_Prompt_: Collect the lines of the entries where "this" shows up.
======== Supplied records ========
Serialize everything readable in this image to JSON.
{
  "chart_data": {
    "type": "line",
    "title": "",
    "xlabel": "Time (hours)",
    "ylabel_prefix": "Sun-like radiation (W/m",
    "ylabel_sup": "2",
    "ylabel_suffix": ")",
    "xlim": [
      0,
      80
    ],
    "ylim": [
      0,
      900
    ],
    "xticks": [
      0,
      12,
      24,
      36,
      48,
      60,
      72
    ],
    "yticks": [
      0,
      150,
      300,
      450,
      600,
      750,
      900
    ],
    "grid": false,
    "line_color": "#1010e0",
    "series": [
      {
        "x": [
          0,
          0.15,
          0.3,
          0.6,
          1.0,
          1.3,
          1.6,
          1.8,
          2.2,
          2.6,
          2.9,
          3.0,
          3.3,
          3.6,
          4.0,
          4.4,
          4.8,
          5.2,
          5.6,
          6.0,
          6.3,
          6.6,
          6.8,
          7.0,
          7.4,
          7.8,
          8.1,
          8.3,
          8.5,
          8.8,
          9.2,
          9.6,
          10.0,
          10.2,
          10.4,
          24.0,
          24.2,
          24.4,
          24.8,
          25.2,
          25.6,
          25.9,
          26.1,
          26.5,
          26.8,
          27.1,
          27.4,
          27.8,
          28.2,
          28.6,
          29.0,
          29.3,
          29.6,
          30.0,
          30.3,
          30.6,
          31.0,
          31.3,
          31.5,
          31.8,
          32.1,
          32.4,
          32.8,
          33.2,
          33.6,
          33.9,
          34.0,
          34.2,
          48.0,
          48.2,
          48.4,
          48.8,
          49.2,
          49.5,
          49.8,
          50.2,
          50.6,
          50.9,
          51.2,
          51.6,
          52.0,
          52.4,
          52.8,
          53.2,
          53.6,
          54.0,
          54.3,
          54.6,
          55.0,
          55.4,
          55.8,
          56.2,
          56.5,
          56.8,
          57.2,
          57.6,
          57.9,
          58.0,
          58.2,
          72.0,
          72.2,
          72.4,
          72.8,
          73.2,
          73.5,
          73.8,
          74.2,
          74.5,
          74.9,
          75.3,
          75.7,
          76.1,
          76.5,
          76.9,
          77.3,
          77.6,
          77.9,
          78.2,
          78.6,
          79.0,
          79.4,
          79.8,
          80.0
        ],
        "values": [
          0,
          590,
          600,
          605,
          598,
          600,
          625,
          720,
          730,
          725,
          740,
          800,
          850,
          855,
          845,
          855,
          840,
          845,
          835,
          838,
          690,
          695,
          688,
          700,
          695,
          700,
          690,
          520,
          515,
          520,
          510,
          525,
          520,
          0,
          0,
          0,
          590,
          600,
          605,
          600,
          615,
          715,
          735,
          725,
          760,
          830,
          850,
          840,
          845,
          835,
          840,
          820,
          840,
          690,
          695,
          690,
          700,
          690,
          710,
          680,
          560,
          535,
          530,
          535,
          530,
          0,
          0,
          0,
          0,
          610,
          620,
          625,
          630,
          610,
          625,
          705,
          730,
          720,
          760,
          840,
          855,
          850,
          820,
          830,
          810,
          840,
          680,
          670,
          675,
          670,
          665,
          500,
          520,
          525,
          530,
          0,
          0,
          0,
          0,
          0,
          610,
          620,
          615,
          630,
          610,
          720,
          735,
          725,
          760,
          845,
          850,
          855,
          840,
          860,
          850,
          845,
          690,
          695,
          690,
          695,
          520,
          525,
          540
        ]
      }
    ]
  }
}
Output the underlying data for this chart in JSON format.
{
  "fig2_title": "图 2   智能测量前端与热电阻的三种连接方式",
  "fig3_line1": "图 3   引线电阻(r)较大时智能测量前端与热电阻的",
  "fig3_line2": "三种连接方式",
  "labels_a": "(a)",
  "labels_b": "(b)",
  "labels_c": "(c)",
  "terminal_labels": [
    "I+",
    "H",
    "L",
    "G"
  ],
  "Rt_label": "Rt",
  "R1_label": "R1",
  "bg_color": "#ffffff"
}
========
_Response below_:
Serialize everything readable in this image to JSON.
Output the underlying data for this chart in JSON format.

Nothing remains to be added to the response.